(SET PROBLEM)
Leave out every picture, then transcribe the rest of the listing exactly.

Collected data entries
───

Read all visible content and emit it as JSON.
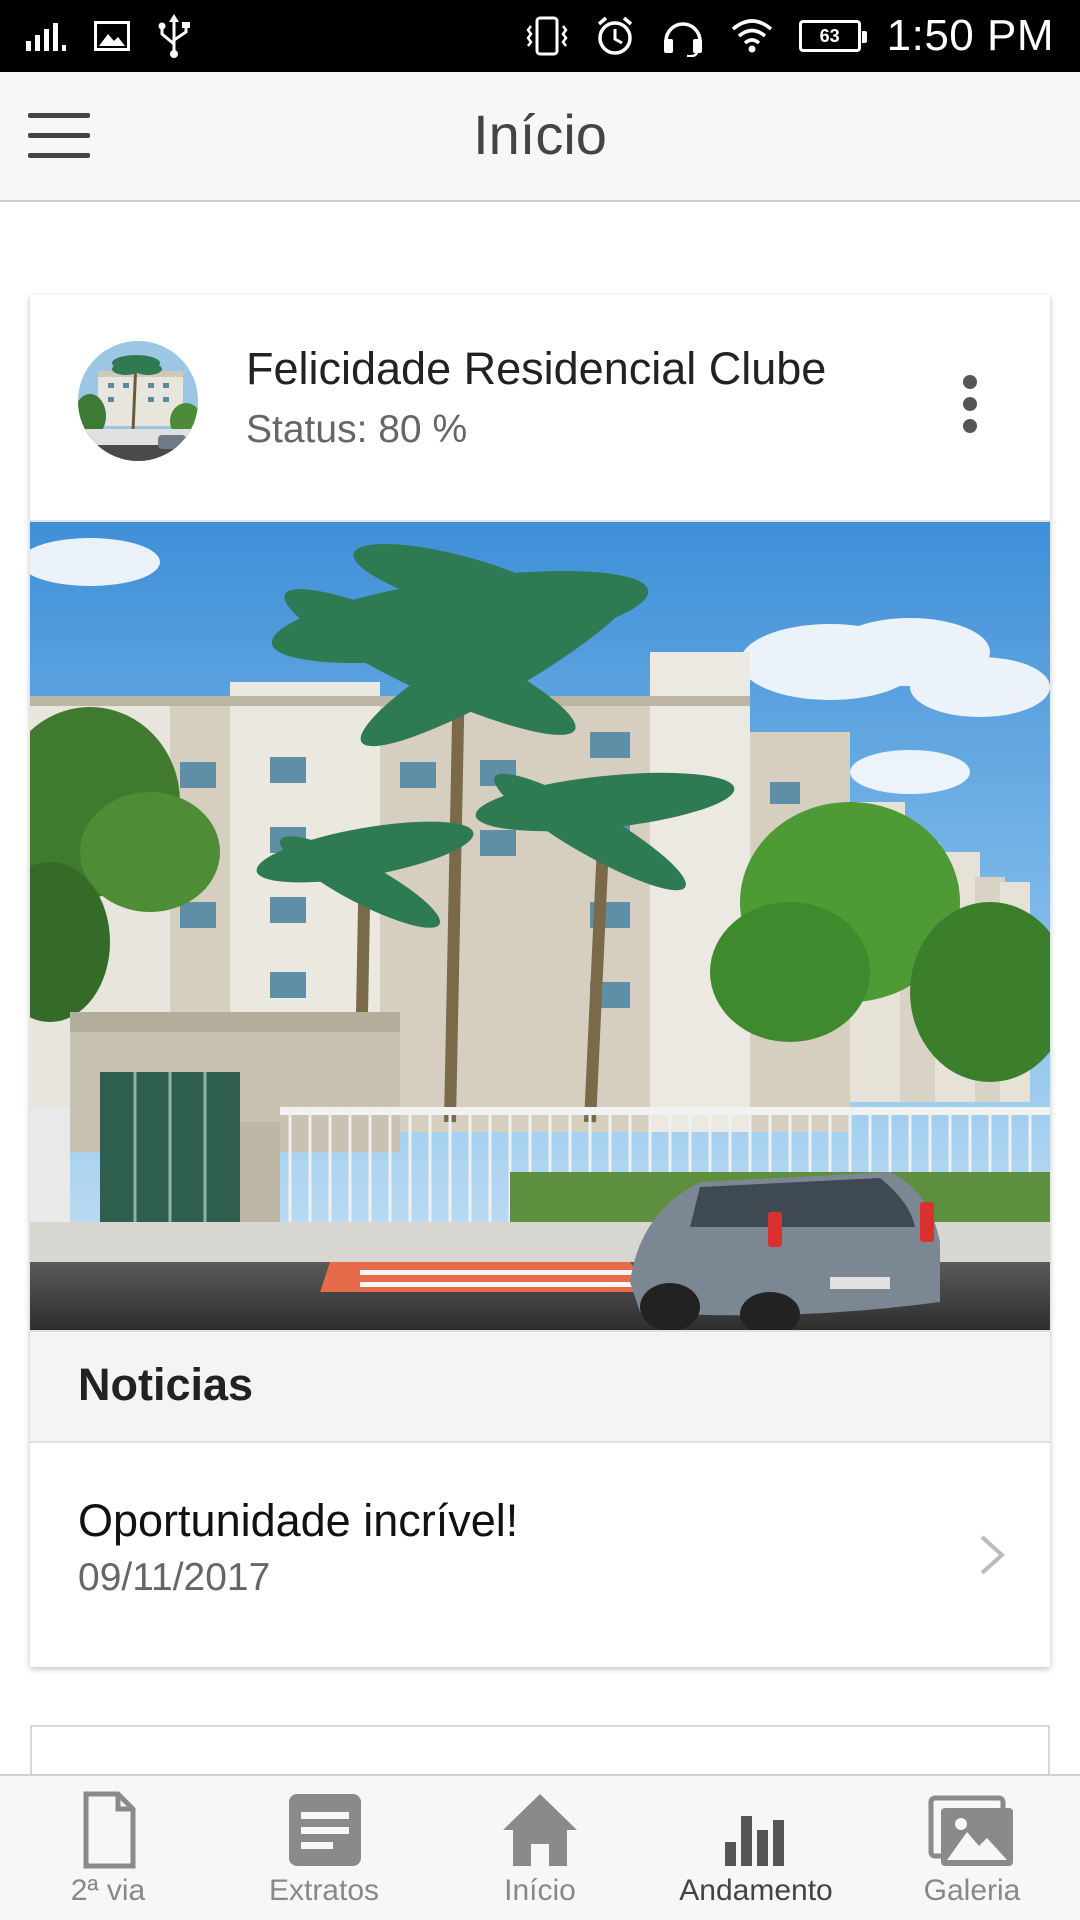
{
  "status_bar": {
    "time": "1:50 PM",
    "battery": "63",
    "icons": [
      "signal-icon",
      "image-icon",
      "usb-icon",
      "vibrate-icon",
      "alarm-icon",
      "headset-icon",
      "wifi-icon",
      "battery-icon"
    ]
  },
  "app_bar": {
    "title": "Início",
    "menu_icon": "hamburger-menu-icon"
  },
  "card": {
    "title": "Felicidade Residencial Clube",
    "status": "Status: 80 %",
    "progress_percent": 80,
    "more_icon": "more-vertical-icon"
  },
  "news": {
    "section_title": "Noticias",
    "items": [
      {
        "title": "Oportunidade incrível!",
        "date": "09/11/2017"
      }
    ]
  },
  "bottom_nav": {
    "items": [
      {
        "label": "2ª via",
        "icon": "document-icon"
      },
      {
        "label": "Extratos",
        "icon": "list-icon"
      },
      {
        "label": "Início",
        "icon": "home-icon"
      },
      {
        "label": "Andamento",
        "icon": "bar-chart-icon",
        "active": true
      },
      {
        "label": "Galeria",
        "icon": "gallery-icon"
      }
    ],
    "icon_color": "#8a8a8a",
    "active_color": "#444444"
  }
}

───

(THE COMPLETED TASK)
Read all visible content and emit it as JSON.
{
  "status_bar": {
    "time": "1:50 PM",
    "battery": "63",
    "icons": [
      "signal-icon",
      "image-icon",
      "usb-icon",
      "vibrate-icon",
      "alarm-icon",
      "headset-icon",
      "wifi-icon",
      "battery-icon"
    ]
  },
  "app_bar": {
    "title": "Início",
    "menu_icon": "hamburger-menu-icon"
  },
  "card": {
    "title": "Felicidade Residencial Clube",
    "status": "Status: 80 %",
    "progress_percent": 80,
    "more_icon": "more-vertical-icon"
  },
  "news": {
    "section_title": "Noticias",
    "items": [
      {
        "title": "Oportunidade incrível!",
        "date": "09/11/2017"
      }
    ]
  },
  "bottom_nav": {
    "items": [
      {
        "label": "2ª via",
        "icon": "document-icon"
      },
      {
        "label": "Extratos",
        "icon": "list-icon"
      },
      {
        "label": "Início",
        "icon": "home-icon"
      },
      {
        "label": "Andamento",
        "icon": "bar-chart-icon",
        "active": true
      },
      {
        "label": "Galeria",
        "icon": "gallery-icon"
      }
    ],
    "icon_color": "#8a8a8a",
    "active_color": "#444444"
  }
}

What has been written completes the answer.